■ INSTRUCTIONS FOR THE TASK ■
Copy every line below. Do not alter any of them.

# # # # #

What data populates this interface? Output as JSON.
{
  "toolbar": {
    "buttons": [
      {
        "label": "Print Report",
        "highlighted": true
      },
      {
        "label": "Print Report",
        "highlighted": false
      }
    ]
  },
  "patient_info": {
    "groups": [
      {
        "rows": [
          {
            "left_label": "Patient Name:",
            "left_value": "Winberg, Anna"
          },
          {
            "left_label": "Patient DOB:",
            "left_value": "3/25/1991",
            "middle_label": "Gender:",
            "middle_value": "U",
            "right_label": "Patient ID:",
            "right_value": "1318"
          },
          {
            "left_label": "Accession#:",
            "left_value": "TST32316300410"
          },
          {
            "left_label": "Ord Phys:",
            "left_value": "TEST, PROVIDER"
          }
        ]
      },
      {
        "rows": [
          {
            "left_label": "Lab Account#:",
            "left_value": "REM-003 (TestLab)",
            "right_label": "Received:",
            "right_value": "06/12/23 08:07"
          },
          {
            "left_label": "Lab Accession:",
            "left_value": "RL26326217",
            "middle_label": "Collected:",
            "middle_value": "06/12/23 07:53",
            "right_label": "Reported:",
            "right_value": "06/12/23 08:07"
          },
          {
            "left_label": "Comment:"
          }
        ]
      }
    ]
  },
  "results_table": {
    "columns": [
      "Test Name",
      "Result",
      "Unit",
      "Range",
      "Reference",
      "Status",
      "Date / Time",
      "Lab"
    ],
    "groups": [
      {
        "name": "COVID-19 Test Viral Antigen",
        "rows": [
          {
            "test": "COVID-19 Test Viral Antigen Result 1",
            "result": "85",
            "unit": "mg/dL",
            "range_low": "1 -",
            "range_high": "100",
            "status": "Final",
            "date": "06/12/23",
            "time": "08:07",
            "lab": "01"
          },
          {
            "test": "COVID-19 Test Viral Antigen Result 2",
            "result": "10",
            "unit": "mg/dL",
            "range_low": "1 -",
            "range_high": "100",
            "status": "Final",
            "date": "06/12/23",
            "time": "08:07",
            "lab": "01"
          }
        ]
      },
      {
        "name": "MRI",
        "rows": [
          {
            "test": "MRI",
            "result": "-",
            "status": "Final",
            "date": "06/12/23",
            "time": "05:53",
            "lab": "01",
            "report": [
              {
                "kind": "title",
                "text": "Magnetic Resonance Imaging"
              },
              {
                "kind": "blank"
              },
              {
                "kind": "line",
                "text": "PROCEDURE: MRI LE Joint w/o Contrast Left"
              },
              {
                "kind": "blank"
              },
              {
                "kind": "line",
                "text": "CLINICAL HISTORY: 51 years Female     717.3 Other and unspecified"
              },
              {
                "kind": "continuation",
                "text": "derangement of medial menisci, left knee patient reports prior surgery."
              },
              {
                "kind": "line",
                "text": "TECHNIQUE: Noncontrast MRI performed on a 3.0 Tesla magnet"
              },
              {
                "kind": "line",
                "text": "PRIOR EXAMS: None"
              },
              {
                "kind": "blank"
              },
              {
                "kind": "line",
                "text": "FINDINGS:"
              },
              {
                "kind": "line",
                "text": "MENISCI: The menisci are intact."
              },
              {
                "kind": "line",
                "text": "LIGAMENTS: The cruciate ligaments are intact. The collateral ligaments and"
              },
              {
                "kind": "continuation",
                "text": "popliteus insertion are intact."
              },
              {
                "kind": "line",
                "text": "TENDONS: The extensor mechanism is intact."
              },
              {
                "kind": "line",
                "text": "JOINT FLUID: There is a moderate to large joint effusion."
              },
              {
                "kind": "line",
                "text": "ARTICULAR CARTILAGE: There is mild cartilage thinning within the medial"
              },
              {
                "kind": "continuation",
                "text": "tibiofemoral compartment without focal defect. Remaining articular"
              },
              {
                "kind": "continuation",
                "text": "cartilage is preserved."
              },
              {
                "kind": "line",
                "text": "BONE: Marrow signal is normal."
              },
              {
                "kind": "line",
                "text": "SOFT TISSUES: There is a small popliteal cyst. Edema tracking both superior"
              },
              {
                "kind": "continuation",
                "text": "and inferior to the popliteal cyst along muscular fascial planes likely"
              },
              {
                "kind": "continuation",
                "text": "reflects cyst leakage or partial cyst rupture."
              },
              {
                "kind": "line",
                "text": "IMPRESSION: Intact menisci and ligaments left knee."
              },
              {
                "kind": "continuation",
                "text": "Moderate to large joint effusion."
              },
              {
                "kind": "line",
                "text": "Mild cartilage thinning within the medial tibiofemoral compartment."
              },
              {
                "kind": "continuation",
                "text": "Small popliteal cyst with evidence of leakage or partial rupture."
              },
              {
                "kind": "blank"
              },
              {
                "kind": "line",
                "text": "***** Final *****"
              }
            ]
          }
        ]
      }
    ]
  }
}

# # # # #

■ WORKED SOLUTION ■
What data populates this interface? Output as JSON.
{
  "toolbar": {
    "buttons": [
      {
        "label": "Print Report",
        "highlighted": true
      },
      {
        "label": "Print Report",
        "highlighted": false
      }
    ]
  },
  "patient_info": {
    "groups": [
      {
        "rows": [
          {
            "left_label": "Patient Name:",
            "left_value": "Winberg, Anna"
          },
          {
            "left_label": "Patient DOB:",
            "left_value": "3/25/1991",
            "middle_label": "Gender:",
            "middle_value": "U",
            "right_label": "Patient ID:",
            "right_value": "1318"
          },
          {
            "left_label": "Accession#:",
            "left_value": "TST32316300410"
          },
          {
            "left_label": "Ord Phys:",
            "left_value": "TEST, PROVIDER"
          }
        ]
      },
      {
        "rows": [
          {
            "left_label": "Lab Account#:",
            "left_value": "REM-003 (TestLab)",
            "right_label": "Received:",
            "right_value": "06/12/23 08:07"
          },
          {
            "left_label": "Lab Accession:",
            "left_value": "RL26326217",
            "middle_label": "Collected:",
            "middle_value": "06/12/23 07:53",
            "right_label": "Reported:",
            "right_value": "06/12/23 08:07"
          },
          {
            "left_label": "Comment:"
          }
        ]
      }
    ]
  },
  "results_table": {
    "columns": [
      "Test Name",
      "Result",
      "Unit",
      "Range",
      "Reference",
      "Status",
      "Date / Time",
      "Lab"
    ],
    "groups": [
      {
        "name": "COVID-19 Test Viral Antigen",
        "rows": [
          {
            "test": "COVID-19 Test Viral Antigen Result 1",
            "result": "85",
            "unit": "mg/dL",
            "range_low": "1 -",
            "range_high": "100",
            "status": "Final",
            "date": "06/12/23",
            "time": "08:07",
            "lab": "01"
          },
          {
            "test": "COVID-19 Test Viral Antigen Result 2",
            "result": "10",
            "unit": "mg/dL",
            "range_low": "1 -",
            "range_high": "100",
            "status": "Final",
            "date": "06/12/23",
            "time": "08:07",
            "lab": "01"
          }
        ]
      },
      {
        "name": "MRI",
        "rows": [
          {
            "test": "MRI",
            "result": "-",
            "status": "Final",
            "date": "06/12/23",
            "time": "05:53",
            "lab": "01",
            "report": [
              {
                "kind": "title",
                "text": "Magnetic Resonance Imaging"
              },
              {
                "kind": "blank"
              },
              {
                "kind": "line",
                "text": "PROCEDURE: MRI LE Joint w/o Contrast Left"
              },
              {
                "kind": "blank"
              },
              {
                "kind": "line",
                "text": "CLINICAL HISTORY: 51 years Female     717.3 Other and unspecified"
              },
              {
                "kind": "continuation",
                "text": "derangement of medial menisci, left knee patient reports prior surgery."
              },
              {
                "kind": "line",
                "text": "TECHNIQUE: Noncontrast MRI performed on a 3.0 Tesla magnet"
              },
              {
                "kind": "line",
                "text": "PRIOR EXAMS: None"
              },
              {
                "kind": "blank"
              },
              {
                "kind": "line",
                "text": "FINDINGS:"
              },
              {
                "kind": "line",
                "text": "MENISCI: The menisci are intact."
              },
              {
                "kind": "line",
                "text": "LIGAMENTS: The cruciate ligaments are intact. The collateral ligaments and"
              },
              {
                "kind": "continuation",
                "text": "popliteus insertion are intact."
              },
              {
                "kind": "line",
                "text": "TENDONS: The extensor mechanism is intact."
              },
              {
                "kind": "line",
                "text": "JOINT FLUID: There is a moderate to large joint effusion."
              },
              {
                "kind": "line",
                "text": "ARTICULAR CARTILAGE: There is mild cartilage thinning within the medial"
              },
              {
                "kind": "continuation",
                "text": "tibiofemoral compartment without focal defect. Remaining articular"
              },
              {
                "kind": "continuation",
                "text": "cartilage is preserved."
              },
              {
                "kind": "line",
                "text": "BONE: Marrow signal is normal."
              },
              {
                "kind": "line",
                "text": "SOFT TISSUES: There is a small popliteal cyst. Edema tracking both superior"
              },
              {
                "kind": "continuation",
                "text": "and inferior to the popliteal cyst along muscular fascial planes likely"
              },
              {
                "kind": "continuation",
                "text": "reflects cyst leakage or partial cyst rupture."
              },
              {
                "kind": "line",
                "text": "IMPRESSION: Intact menisci and ligaments left knee."
              },
              {
                "kind": "continuation",
                "text": "Moderate to large joint effusion."
              },
              {
                "kind": "line",
                "text": "Mild cartilage thinning within the medial tibiofemoral compartment."
              },
              {
                "kind": "continuation",
                "text": "Small popliteal cyst with evidence of leakage or partial rupture."
              },
              {
                "kind": "blank"
              },
              {
                "kind": "line",
                "text": "***** Final *****"
              }
            ]
          }
        ]
      }
    ]
  }
}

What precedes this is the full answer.